■ CONSIGNES DE TRAVAIL
1) D'après l'extrait sur la transcription musicale, quelle valeur du 2ème groupe de pauses doit être réduite, et que devient-elle ?
2) Recopiez mot pour mot le passage de l'extrait sur la transcription musicale qui commence par « Pour cet exemple, il » et se poursuit jusqu'à « placement des pauses. ».

■ EXTRAIT ÉTUDIÉ
Pour cet exemple, il reste à placer les paroles et la musica ficta. Comme le compositeur a placé des signes de répétition (•//•) pour reprendre le même vocable Lamed, il est suggéré entre parenthèses une solution, mais d'autres peuvent être prises. La proposition se base uniquement sur le problème de la répétitivité de certaines notes et le placement des pauses.
Pour ce qui concerne la musica ficta, les dièses ont été placés sur les sol des cadences en la (avec le fa qui l'accompagne dans le 1er cas) et en mi (causa pulchritudinis). Comme ils ne sont pas notés sur la partition mais sont ajoutés lors de l'exécution, ils sont donc notés entre parenthèses.
Lorsque l'écriture musicale est bien respectée, les pauses sont placées dans un ordre logique, la 1ère d'entre elles fermant toujours une mesure incomplète. Cette logique scripturale n'est pas respectée à l'alto et au ténor, les pauses sont interverties (semi-brève et minime doivent être inversées). De plus, le 2ème groupe de pauses comprend une valeur qui doit être réduite, la brève devenant une semi-brève.
Les barres de mesures ont été indiquées en pointillées et les notes dépassant la mesure, réparties sur deux mesures. Si la restitution avait été réalisée sans barres de mesures, les notes auraient été placées sans décomposition en conservant leur valeur initiale, à cheval sur deux mesures. Le chanteur moderne aurait été obligé de s'appuyer davantage sur la pulsation binaire pour conduire son chant, ne pouvant se fier à la mensuration moderne absente.

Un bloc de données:

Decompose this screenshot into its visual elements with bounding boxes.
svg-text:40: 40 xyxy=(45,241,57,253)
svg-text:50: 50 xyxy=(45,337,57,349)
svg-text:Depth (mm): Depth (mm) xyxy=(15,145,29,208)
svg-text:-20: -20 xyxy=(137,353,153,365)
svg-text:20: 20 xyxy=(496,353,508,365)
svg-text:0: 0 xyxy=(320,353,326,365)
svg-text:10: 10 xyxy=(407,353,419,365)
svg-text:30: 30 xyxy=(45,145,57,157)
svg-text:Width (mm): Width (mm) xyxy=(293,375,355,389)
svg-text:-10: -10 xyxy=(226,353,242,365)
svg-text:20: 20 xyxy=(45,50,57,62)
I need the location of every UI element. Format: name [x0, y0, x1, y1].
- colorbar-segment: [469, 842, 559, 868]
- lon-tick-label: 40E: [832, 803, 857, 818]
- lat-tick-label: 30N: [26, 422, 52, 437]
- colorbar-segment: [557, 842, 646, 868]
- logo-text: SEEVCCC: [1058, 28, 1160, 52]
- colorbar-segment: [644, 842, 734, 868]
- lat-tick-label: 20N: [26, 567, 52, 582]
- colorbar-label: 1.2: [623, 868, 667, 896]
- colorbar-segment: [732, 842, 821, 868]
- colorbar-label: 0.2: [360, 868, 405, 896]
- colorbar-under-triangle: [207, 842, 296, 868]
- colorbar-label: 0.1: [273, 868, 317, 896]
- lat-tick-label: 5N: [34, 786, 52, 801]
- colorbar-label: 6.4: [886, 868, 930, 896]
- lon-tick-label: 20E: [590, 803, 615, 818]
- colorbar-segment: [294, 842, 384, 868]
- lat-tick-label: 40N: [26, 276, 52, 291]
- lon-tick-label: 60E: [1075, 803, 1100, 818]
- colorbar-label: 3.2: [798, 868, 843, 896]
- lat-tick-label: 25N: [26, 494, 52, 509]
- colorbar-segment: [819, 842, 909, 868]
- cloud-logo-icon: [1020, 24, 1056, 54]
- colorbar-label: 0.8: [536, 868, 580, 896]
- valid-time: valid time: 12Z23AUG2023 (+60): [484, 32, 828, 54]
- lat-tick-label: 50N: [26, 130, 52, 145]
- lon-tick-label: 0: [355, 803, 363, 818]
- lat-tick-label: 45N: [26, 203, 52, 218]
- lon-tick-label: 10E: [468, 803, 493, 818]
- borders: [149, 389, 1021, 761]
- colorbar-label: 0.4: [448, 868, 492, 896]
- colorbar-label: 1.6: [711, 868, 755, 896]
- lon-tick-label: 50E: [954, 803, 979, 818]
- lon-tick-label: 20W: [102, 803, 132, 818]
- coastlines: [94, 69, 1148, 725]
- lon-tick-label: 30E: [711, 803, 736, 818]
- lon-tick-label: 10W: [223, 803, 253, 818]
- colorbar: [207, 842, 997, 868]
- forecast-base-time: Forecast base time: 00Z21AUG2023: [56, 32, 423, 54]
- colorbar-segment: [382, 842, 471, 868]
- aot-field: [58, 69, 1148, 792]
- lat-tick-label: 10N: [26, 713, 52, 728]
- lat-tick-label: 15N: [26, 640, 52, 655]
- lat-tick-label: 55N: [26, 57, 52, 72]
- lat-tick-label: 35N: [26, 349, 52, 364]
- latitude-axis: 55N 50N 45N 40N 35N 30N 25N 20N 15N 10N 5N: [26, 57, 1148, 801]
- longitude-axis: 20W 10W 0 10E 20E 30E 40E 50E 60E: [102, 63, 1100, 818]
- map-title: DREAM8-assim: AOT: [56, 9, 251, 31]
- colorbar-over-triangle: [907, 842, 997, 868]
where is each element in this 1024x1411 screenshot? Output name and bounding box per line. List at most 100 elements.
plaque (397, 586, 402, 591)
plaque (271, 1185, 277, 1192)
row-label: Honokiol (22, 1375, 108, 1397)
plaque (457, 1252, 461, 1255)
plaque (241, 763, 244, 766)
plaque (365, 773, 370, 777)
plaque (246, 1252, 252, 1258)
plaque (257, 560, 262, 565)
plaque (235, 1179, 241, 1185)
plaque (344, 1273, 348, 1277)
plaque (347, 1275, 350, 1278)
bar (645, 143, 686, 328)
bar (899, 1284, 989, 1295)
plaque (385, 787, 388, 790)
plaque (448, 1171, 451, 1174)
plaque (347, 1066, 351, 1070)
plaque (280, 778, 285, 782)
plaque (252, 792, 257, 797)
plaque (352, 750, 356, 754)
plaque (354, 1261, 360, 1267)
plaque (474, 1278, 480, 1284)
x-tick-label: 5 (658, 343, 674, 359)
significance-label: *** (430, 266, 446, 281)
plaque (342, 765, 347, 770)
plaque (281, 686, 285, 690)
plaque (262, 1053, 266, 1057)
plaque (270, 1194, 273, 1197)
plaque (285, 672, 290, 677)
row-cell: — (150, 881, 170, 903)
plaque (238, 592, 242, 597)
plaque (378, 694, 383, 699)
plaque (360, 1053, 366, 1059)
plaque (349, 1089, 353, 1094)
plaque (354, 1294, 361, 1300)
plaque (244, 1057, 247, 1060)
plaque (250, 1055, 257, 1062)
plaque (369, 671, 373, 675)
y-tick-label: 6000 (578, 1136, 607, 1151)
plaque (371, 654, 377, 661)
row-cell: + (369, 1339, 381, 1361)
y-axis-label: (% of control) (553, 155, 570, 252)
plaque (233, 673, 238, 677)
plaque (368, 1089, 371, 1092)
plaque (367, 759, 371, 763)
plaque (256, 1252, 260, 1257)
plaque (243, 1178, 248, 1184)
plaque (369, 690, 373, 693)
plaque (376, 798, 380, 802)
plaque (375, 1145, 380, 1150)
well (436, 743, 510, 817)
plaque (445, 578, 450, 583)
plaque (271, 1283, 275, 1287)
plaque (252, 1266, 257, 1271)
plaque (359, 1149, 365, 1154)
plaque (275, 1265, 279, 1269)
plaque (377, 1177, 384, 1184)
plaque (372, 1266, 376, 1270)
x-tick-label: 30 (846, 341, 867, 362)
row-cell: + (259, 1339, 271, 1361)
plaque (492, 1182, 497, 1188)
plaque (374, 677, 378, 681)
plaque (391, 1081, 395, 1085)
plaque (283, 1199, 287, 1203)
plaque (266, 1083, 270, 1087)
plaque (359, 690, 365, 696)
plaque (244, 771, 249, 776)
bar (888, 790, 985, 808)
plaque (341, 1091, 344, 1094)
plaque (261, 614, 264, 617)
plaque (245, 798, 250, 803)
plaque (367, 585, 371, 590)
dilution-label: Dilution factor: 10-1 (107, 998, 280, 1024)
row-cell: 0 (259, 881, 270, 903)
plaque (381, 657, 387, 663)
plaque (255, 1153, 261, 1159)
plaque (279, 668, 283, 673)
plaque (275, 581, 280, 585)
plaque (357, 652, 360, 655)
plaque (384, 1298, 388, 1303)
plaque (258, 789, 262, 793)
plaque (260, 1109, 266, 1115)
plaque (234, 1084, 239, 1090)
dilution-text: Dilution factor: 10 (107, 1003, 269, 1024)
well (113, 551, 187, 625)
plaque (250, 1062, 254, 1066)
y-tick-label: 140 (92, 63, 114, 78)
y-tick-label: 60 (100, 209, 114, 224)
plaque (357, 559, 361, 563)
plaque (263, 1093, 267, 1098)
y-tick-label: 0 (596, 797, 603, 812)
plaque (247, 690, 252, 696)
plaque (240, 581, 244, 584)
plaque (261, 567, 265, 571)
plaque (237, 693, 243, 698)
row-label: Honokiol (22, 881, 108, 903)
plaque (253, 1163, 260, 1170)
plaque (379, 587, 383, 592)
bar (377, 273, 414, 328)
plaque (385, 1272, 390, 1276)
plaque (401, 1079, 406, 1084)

■ CORRIGÉ DES EXERCICES
1) La brève, qui devient une semi-brève.

2)
Pour cet exemple, il reste à placer les paroles et la musica ficta. Comme le compositeur a placé des signes de répétition (•//•) pour reprendre le même vocable Lamed, il est suggéré entre parenthèses une solution, mais d'autres peuvent être prises. La proposition se base uniquement sur le problème de la répétitivité de certaines notes et le placement des pauses.